── Records supplied ──

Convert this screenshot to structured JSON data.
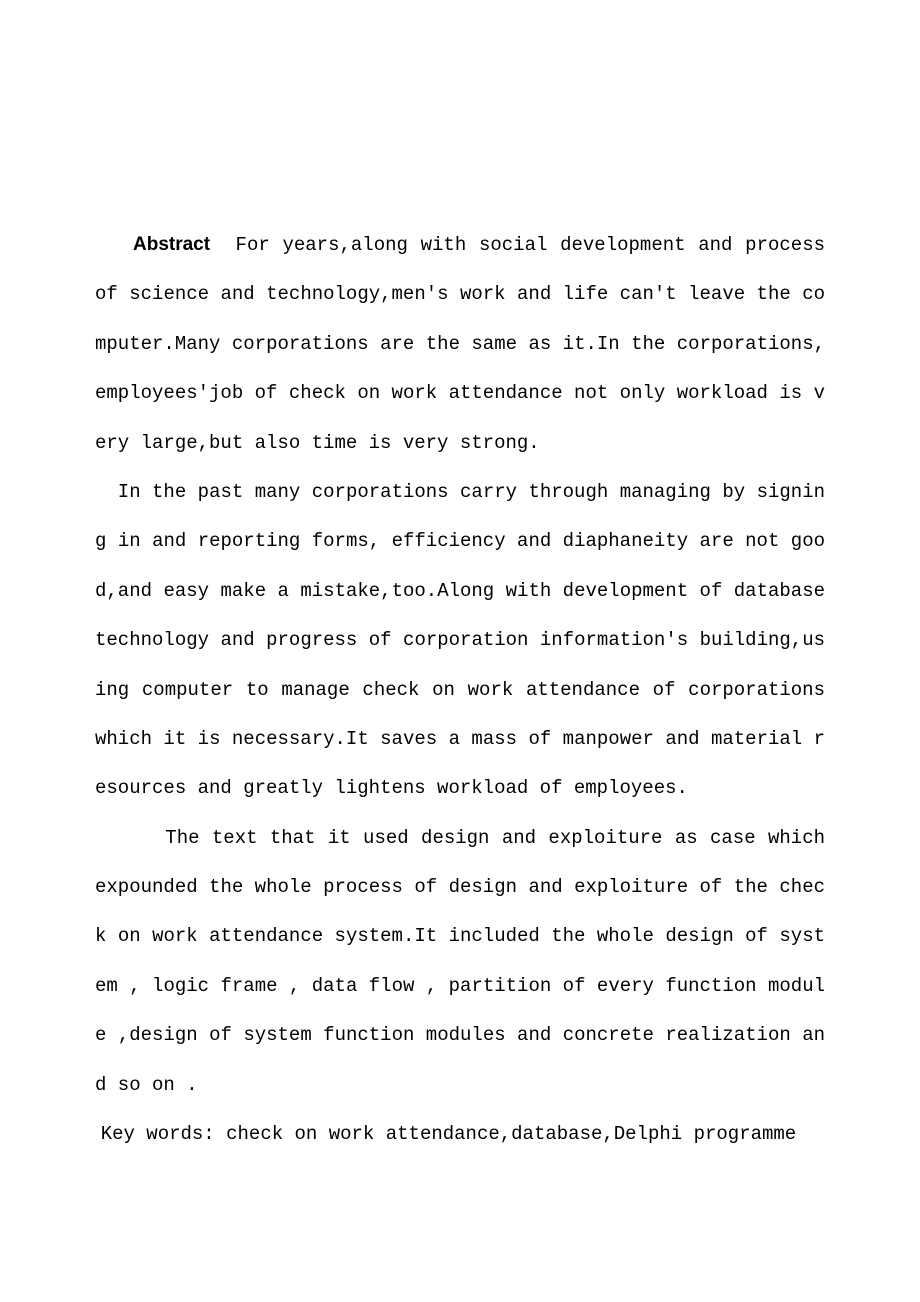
{
  "document": {
    "background_color": "#ffffff",
    "text_color": "#000000",
    "font_family": "SimSun, Courier New, monospace",
    "font_size": 19,
    "line_height": 2.6
  },
  "abstract": {
    "label": "Abstract",
    "label_font_weight": "bold",
    "paragraph1": "For years,along with social development and process of science and technology,men's work and life can't leave the computer.Many corporations are the same as it.In the corporations, employees'job of check on work attendance not only workload is very large,but also time is very strong.",
    "paragraph2": "In the past many corporations carry through managing by signing in and reporting forms, efficiency and diaphaneity are not good,and easy make a mistake,too.Along with development of database technology and progress of corporation information's building,using computer to manage check on work attendance of corporations which it is necessary.It saves a mass of manpower and material resources and greatly lightens workload of employees.",
    "paragraph3": "The text that it used design and exploiture as case which expounded the whole process of design and exploiture of the check on work attendance system.It included the whole design of system , logic frame , data flow , partition of every function module ,design of system function modules and concrete realization and so on ."
  },
  "keywords": {
    "full_text": "Key words: check on work attendance,database,Delphi programme"
  }
}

───

[Aim of the task] Give an exact copy of the material, leaving out every picture.

[Solution below]
Convert this screenshot to structured JSON data.
{
  "document": {
    "background_color": "#ffffff",
    "text_color": "#000000",
    "font_family": "SimSun, Courier New, monospace",
    "font_size": 19,
    "line_height": 2.6
  },
  "abstract": {
    "label": "Abstract",
    "label_font_weight": "bold",
    "paragraph1": "For years,along with social development and process of science and technology,men's work and life can't leave the computer.Many corporations are the same as it.In the corporations, employees'job of check on work attendance not only workload is very large,but also time is very strong.",
    "paragraph2": "In the past many corporations carry through managing by signing in and reporting forms, efficiency and diaphaneity are not good,and easy make a mistake,too.Along with development of database technology and progress of corporation information's building,using computer to manage check on work attendance of corporations which it is necessary.It saves a mass of manpower and material resources and greatly lightens workload of employees.",
    "paragraph3": "The text that it used design and exploiture as case which expounded the whole process of design and exploiture of the check on work attendance system.It included the whole design of system , logic frame , data flow , partition of every function module ,design of system function modules and concrete realization and so on ."
  },
  "keywords": {
    "full_text": "Key words: check on work attendance,database,Delphi programme"
  }
}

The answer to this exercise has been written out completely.